-------- PASSAGE TO READ --------

Why a hemispherectomy?  Won’t a less drastic form of surgery work?
RE, at this time, is pretty much invisible in terms of mapping where it has gone in the brain.  Similar to cancer in this way, there is no way to see for sure exactly how far the antibodies have attacked in the affected hemisphere and, because they are carried by the blood, they could be all over and just not have caused damage enough to cause a seizure.  Many centers still favor a functional hemispherectomy, which leaves small portions of the hemisphere intact, but disconnected from the rest of the brain so there is no communication.  There are cases where this approach has been successful, but families considering a hemispherectomy for RE should also be aware that quite often with a functional, seizures return and the patient and family are then faced with the choice of having to do another brain surgery to take out the rest of that hemisphere.  Any surgery less than a hemispherectomy has not been successful against RE in the past, that is, it was not effective in stopping seizures or lessening them to a controllable level.

Are there other, non-surgical treatments?

  • With varying degrees of success, several other treatments have been tried against RE depending on the patient.  None of them has proven to be a permanent solution or “cure.” 
  • Intravenous Immuno-Globulin (IVIG) is one of the most common alternative treatments.  This boosts the immune system temporarily and can provide some relief from seizures.  Some patients get no relief from the seizures, however, and in all cases, eventually the treatment gets to the point where it is no longer doing any good.
  • Steroids are sometimes used to help control seizures.  Again, eventually the seizures return to their previous level and continue to progress.
  • Plasmapheresis is a treatment where the blood is “cleansed” of the antibodies causing the problem and returned to the patient.  It generally provides dramatic relief in the short-term, but gradually the treatments become less and less effective.  It is also a rather long process.
  • Chemo-like treatments are still experimental.  One study showed promise, but eventually seizures returned.  Another study is still ongoing.
  • At least one adult case has had good results from a combination of treatments; for adults, hemispherectomy is not considered an option as adult brains cannot adjust as children's brains do and take over lost ability.

When should we have a hemispherectomy?

-------- INFORMATION GIVEN --------

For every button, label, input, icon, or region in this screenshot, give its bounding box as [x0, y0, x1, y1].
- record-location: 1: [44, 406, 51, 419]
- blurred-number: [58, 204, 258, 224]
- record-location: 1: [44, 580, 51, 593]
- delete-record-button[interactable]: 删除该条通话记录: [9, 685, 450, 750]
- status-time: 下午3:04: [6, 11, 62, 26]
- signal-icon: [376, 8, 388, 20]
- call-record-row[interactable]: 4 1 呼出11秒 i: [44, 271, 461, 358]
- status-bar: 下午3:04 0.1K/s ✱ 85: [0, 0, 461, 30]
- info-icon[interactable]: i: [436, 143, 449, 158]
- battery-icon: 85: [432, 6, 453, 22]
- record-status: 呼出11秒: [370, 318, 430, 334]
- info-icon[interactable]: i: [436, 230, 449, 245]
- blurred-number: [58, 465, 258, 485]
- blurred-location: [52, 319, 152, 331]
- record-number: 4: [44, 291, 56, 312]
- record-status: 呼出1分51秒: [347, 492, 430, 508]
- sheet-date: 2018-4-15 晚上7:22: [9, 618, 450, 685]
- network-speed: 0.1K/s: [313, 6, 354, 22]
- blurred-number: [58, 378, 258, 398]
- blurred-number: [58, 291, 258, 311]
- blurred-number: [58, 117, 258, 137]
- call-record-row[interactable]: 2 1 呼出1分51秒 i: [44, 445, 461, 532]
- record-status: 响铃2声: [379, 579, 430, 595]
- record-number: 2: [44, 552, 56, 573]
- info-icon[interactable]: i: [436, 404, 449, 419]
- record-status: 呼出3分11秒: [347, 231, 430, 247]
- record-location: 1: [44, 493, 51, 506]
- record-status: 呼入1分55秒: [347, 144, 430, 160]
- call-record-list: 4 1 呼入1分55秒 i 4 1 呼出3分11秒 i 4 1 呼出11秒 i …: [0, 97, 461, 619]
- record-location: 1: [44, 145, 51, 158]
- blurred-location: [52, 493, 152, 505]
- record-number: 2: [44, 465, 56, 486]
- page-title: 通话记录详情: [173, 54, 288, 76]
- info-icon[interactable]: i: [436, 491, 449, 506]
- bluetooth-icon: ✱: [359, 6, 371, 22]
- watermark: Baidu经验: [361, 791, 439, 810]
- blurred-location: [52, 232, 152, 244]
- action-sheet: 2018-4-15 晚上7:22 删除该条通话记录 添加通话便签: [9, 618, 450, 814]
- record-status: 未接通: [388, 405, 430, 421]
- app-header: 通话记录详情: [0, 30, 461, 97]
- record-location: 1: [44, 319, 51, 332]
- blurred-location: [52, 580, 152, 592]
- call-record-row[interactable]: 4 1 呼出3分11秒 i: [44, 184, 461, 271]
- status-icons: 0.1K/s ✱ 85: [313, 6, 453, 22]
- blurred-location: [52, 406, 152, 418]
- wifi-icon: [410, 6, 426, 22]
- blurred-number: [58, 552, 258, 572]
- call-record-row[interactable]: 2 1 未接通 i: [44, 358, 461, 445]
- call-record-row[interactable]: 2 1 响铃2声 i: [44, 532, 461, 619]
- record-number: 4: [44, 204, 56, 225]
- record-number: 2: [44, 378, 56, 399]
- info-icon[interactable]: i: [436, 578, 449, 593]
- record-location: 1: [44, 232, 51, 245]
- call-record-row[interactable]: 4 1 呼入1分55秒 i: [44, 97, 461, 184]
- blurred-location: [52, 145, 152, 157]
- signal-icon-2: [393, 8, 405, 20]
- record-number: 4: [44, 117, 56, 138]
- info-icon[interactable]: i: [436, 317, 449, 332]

--------

* **THINGS TO DO**
A) Translate this sentence from the passage on treating RE into Spanish: "Steroids are sometimes used to help control seizures."
B) Resume the passage on treating RE, picking up right after its final line.
The items have no connection to the passage on treating RE.

* **RESULTS FOR EACH TASK**
A) A veces se usan esteroides para ayudar a controlar las convulsiones.

B)
The major centers in the U.S. strike a balance between the age of the patient and their quality of life.  The younger the patient is when the surgery is done, generally the better the recovery.  However, if a patient still enjoys a reasonably good quality of life, it is probably better to wait until that changes.  This is especially true if the affected hemisphere is the left side, where the language center of the brain is usually located.  When one side of the brain is diseased, often the other side will start to take over functions for the diseased side even before it is removed.  This is desirable for left-sided hemispherectomies, as it makes speech recovery afterward somewhat easier.  The WADA test that some centers do before a hemispherectomy can help determine if that is occurring.  

There are special issues with very young patients (under 4 or so), but most major centers with hemispherectomy experience are aware of these and take the proper precautions to mitigate the extra risk.

Are there different “strains” of RE?
Medically, nobody knows.  However, there do seem to be at least two different versions – one slow and one quick.  Some patients have had to go to surgery in a matter of months, or occasionally weeks, from onset of seizures, while others wait years before their quality of life is impacted severely enough that a decision to have a hemispherectomy becomes a consideration.  A couple of patients have even survived to adulthood without surgery.  

How rare is RE?
Unofficially, (I don’t think anyone’s done an official check) there are probably somewhere between 200 and 500 cases worldwide.  It’s hard to measure, as RE tends to only be reported and diagnosed in developed countries.  In the U.S and Canada, since 1958, there have probably been something like 200 cases diagnosed.